EXERCISE OBJECTIVE: Output the records exactly. Include every line.

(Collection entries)
-------

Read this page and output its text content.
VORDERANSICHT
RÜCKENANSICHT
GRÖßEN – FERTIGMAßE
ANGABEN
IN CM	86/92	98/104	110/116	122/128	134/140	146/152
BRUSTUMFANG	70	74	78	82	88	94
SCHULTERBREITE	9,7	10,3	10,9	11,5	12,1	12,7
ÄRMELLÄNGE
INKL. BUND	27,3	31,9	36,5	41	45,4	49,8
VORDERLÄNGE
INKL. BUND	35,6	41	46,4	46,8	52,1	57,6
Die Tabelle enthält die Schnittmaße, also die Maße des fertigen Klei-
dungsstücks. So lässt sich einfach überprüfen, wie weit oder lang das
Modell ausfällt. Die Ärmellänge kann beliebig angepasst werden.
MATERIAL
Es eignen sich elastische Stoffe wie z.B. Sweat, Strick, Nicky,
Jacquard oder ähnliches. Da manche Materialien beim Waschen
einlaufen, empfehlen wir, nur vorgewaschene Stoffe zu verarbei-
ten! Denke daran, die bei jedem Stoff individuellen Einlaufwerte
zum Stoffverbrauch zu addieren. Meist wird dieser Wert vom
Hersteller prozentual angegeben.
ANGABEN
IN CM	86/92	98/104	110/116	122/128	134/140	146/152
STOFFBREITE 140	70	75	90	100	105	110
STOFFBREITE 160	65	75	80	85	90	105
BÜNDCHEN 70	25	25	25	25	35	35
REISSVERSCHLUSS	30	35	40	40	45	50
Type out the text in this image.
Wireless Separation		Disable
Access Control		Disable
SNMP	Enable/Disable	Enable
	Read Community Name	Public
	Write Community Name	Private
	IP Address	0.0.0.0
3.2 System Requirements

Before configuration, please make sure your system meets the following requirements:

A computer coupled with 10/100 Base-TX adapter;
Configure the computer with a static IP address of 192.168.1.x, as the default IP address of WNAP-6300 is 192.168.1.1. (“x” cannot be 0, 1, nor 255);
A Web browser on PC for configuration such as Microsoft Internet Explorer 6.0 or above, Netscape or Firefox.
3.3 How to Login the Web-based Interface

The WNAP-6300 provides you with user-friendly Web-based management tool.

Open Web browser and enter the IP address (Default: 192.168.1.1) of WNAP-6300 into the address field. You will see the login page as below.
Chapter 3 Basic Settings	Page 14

-------

TASK RESULT:
Read this page and output its text content.
VORDERANSICHT
RÜCKENANSICHT
GRÖßEN – FERTIGMAßE
ANGABEN
IN CM	86/92	98/104	110/116	122/128	134/140	146/152
BRUSTUMFANG	70	74	78	82	88	94
SCHULTERBREITE	9,7	10,3	10,9	11,5	12,1	12,7
ÄRMELLÄNGE
INKL. BUND	27,3	31,9	36,5	41	45,4	49,8
VORDERLÄNGE
INKL. BUND	35,6	41	46,4	46,8	52,1	57,6
Die Tabelle enthält die Schnittmaße, also die Maße des fertigen Klei-
dungsstücks. So lässt sich einfach überprüfen, wie weit oder lang das
Modell ausfällt. Die Ärmellänge kann beliebig angepasst werden.
MATERIAL
Es eignen sich elastische Stoffe wie z.B. Sweat, Strick, Nicky,
Jacquard oder ähnliches. Da manche Materialien beim Waschen
einlaufen, empfehlen wir, nur vorgewaschene Stoffe zu verarbei-
ten! Denke daran, die bei jedem Stoff individuellen Einlaufwerte
zum Stoffverbrauch zu addieren. Meist wird dieser Wert vom
Hersteller prozentual angegeben.
ANGABEN
IN CM	86/92	98/104	110/116	122/128	134/140	146/152
STOFFBREITE 140	70	75	90	100	105	110
STOFFBREITE 160	65	75	80	85	90	105
BÜNDCHEN 70	25	25	25	25	35	35
REISSVERSCHLUSS	30	35	40	40	45	50
Type out the text in this image.
Wireless Separation		Disable
Access Control		Disable
SNMP	Enable/Disable	Enable
	Read Community Name	Public
	Write Community Name	Private
	IP Address	0.0.0.0
3.2 System Requirements

Before configuration, please make sure your system meets the following requirements:

A computer coupled with 10/100 Base-TX adapter;
Configure the computer with a static IP address of 192.168.1.x, as the default IP address of WNAP-6300 is 192.168.1.1. (“x” cannot be 0, 1, nor 255);
A Web browser on PC for configuration such as Microsoft Internet Explorer 6.0 or above, Netscape or Firefox.
3.3 How to Login the Web-based Interface

The WNAP-6300 provides you with user-friendly Web-based management tool.

Open Web browser and enter the IP address (Default: 192.168.1.1) of WNAP-6300 into the address field. You will see the login page as below.
Chapter 3 Basic Settings	Page 14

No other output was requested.